— Start of Material for this exercise —

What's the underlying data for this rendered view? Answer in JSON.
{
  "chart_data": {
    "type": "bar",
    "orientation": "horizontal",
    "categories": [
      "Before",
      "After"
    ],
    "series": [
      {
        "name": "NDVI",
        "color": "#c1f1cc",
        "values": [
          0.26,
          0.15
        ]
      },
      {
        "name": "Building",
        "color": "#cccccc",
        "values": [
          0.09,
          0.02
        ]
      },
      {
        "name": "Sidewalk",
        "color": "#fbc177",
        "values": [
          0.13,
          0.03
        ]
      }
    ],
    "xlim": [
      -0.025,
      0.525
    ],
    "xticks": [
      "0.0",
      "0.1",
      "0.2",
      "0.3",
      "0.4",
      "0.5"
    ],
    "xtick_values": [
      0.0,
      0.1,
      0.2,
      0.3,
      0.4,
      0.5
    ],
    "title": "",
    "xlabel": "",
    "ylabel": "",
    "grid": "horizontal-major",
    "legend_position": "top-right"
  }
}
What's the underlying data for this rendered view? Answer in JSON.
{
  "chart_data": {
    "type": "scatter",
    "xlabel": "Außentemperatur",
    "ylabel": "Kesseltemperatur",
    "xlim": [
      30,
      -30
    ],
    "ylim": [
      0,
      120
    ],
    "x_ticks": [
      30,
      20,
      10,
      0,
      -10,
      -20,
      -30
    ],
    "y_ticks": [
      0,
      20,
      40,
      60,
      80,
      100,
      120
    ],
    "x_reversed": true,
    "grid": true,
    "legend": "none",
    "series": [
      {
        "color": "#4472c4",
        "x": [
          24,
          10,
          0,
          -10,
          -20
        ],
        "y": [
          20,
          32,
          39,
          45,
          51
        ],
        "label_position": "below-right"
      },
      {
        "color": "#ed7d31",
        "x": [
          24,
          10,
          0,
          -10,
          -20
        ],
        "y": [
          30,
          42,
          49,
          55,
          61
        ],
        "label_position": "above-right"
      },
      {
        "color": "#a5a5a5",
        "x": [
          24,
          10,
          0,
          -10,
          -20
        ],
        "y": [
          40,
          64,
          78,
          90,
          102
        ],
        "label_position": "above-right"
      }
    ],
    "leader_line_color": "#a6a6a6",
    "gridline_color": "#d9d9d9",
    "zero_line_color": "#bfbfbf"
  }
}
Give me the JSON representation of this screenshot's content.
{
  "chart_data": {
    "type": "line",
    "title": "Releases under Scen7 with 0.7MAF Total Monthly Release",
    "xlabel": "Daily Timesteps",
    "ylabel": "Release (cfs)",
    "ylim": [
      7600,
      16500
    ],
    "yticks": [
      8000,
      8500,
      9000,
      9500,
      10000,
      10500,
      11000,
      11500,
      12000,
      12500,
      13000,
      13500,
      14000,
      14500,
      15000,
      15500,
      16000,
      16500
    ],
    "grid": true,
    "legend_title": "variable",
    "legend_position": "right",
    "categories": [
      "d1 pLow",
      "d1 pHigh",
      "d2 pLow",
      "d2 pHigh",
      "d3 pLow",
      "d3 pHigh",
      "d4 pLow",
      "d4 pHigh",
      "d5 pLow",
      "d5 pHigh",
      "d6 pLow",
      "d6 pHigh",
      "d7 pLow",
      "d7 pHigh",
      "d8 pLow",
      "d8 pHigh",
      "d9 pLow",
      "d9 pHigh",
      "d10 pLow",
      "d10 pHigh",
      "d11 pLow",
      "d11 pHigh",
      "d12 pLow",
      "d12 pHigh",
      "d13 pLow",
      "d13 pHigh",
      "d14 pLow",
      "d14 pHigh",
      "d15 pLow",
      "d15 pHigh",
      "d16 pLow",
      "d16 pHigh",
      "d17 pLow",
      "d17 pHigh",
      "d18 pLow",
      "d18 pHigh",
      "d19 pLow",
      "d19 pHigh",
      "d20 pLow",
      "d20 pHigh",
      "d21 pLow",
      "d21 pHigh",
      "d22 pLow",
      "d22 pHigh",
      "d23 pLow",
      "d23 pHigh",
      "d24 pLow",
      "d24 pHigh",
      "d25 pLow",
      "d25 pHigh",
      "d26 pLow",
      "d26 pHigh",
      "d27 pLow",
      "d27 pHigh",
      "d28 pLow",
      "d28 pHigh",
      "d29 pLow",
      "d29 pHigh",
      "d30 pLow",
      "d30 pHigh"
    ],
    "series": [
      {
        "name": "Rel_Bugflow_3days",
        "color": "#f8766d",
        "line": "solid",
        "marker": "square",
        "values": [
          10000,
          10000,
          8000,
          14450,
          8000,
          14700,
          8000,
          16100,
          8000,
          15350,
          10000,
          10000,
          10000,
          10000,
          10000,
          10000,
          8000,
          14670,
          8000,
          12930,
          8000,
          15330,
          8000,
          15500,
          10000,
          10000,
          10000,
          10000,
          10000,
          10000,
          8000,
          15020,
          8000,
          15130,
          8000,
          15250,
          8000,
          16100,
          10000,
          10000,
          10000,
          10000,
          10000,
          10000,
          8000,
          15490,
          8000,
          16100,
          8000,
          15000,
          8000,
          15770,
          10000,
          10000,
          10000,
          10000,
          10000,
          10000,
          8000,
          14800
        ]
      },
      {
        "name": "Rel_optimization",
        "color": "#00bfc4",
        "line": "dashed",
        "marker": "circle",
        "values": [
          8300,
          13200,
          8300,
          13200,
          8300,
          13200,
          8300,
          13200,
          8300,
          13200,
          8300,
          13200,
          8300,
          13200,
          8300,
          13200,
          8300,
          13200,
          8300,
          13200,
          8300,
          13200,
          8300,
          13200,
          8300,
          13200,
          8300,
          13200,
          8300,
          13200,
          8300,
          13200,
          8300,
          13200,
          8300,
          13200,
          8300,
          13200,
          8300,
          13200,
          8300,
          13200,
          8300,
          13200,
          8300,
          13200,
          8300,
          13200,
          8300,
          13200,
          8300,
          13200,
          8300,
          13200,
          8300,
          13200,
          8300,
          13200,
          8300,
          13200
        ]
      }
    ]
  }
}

— End of Material for this exercise —

*Written problem*. Restate every entry word for word.

*Written solution*.
What's the underlying data for this rendered view? Answer in JSON.
{
  "chart_data": {
    "type": "bar",
    "orientation": "horizontal",
    "categories": [
      "Before",
      "After"
    ],
    "series": [
      {
        "name": "NDVI",
        "color": "#c1f1cc",
        "values": [
          0.26,
          0.15
        ]
      },
      {
        "name": "Building",
        "color": "#cccccc",
        "values": [
          0.09,
          0.02
        ]
      },
      {
        "name": "Sidewalk",
        "color": "#fbc177",
        "values": [
          0.13,
          0.03
        ]
      }
    ],
    "xlim": [
      -0.025,
      0.525
    ],
    "xticks": [
      "0.0",
      "0.1",
      "0.2",
      "0.3",
      "0.4",
      "0.5"
    ],
    "xtick_values": [
      0.0,
      0.1,
      0.2,
      0.3,
      0.4,
      0.5
    ],
    "title": "",
    "xlabel": "",
    "ylabel": "",
    "grid": "horizontal-major",
    "legend_position": "top-right"
  }
}
What's the underlying data for this rendered view? Answer in JSON.
{
  "chart_data": {
    "type": "scatter",
    "xlabel": "Außentemperatur",
    "ylabel": "Kesseltemperatur",
    "xlim": [
      30,
      -30
    ],
    "ylim": [
      0,
      120
    ],
    "x_ticks": [
      30,
      20,
      10,
      0,
      -10,
      -20,
      -30
    ],
    "y_ticks": [
      0,
      20,
      40,
      60,
      80,
      100,
      120
    ],
    "x_reversed": true,
    "grid": true,
    "legend": "none",
    "series": [
      {
        "color": "#4472c4",
        "x": [
          24,
          10,
          0,
          -10,
          -20
        ],
        "y": [
          20,
          32,
          39,
          45,
          51
        ],
        "label_position": "below-right"
      },
      {
        "color": "#ed7d31",
        "x": [
          24,
          10,
          0,
          -10,
          -20
        ],
        "y": [
          30,
          42,
          49,
          55,
          61
        ],
        "label_position": "above-right"
      },
      {
        "color": "#a5a5a5",
        "x": [
          24,
          10,
          0,
          -10,
          -20
        ],
        "y": [
          40,
          64,
          78,
          90,
          102
        ],
        "label_position": "above-right"
      }
    ],
    "leader_line_color": "#a6a6a6",
    "gridline_color": "#d9d9d9",
    "zero_line_color": "#bfbfbf"
  }
}
Give me the JSON representation of this screenshot's content.
{
  "chart_data": {
    "type": "line",
    "title": "Releases under Scen7 with 0.7MAF Total Monthly Release",
    "xlabel": "Daily Timesteps",
    "ylabel": "Release (cfs)",
    "ylim": [
      7600,
      16500
    ],
    "yticks": [
      8000,
      8500,
      9000,
      9500,
      10000,
      10500,
      11000,
      11500,
      12000,
      12500,
      13000,
      13500,
      14000,
      14500,
      15000,
      15500,
      16000,
      16500
    ],
    "grid": true,
    "legend_title": "variable",
    "legend_position": "right",
    "categories": [
      "d1 pLow",
      "d1 pHigh",
      "d2 pLow",
      "d2 pHigh",
      "d3 pLow",
      "d3 pHigh",
      "d4 pLow",
      "d4 pHigh",
      "d5 pLow",
      "d5 pHigh",
      "d6 pLow",
      "d6 pHigh",
      "d7 pLow",
      "d7 pHigh",
      "d8 pLow",
      "d8 pHigh",
      "d9 pLow",
      "d9 pHigh",
      "d10 pLow",
      "d10 pHigh",
      "d11 pLow",
      "d11 pHigh",
      "d12 pLow",
      "d12 pHigh",
      "d13 pLow",
      "d13 pHigh",
      "d14 pLow",
      "d14 pHigh",
      "d15 pLow",
      "d15 pHigh",
      "d16 pLow",
      "d16 pHigh",
      "d17 pLow",
      "d17 pHigh",
      "d18 pLow",
      "d18 pHigh",
      "d19 pLow",
      "d19 pHigh",
      "d20 pLow",
      "d20 pHigh",
      "d21 pLow",
      "d21 pHigh",
      "d22 pLow",
      "d22 pHigh",
      "d23 pLow",
      "d23 pHigh",
      "d24 pLow",
      "d24 pHigh",
      "d25 pLow",
      "d25 pHigh",
      "d26 pLow",
      "d26 pHigh",
      "d27 pLow",
      "d27 pHigh",
      "d28 pLow",
      "d28 pHigh",
      "d29 pLow",
      "d29 pHigh",
      "d30 pLow",
      "d30 pHigh"
    ],
    "series": [
      {
        "name": "Rel_Bugflow_3days",
        "color": "#f8766d",
        "line": "solid",
        "marker": "square",
        "values": [
          10000,
          10000,
          8000,
          14450,
          8000,
          14700,
          8000,
          16100,
          8000,
          15350,
          10000,
          10000,
          10000,
          10000,
          10000,
          10000,
          8000,
          14670,
          8000,
          12930,
          8000,
          15330,
          8000,
          15500,
          10000,
          10000,
          10000,
          10000,
          10000,
          10000,
          8000,
          15020,
          8000,
          15130,
          8000,
          15250,
          8000,
          16100,
          10000,
          10000,
          10000,
          10000,
          10000,
          10000,
          8000,
          15490,
          8000,
          16100,
          8000,
          15000,
          8000,
          15770,
          10000,
          10000,
          10000,
          10000,
          10000,
          10000,
          8000,
          14800
        ]
      },
      {
        "name": "Rel_optimization",
        "color": "#00bfc4",
        "line": "dashed",
        "marker": "circle",
        "values": [
          8300,
          13200,
          8300,
          13200,
          8300,
          13200,
          8300,
          13200,
          8300,
          13200,
          8300,
          13200,
          8300,
          13200,
          8300,
          13200,
          8300,
          13200,
          8300,
          13200,
          8300,
          13200,
          8300,
          13200,
          8300,
          13200,
          8300,
          13200,
          8300,
          13200,
          8300,
          13200,
          8300,
          13200,
          8300,
          13200,
          8300,
          13200,
          8300,
          13200,
          8300,
          13200,
          8300,
          13200,
          8300,
          13200,
          8300,
          13200,
          8300,
          13200,
          8300,
          13200,
          8300,
          13200,
          8300,
          13200,
          8300,
          13200,
          8300,
          13200
        ]
      }
    ]
  }
}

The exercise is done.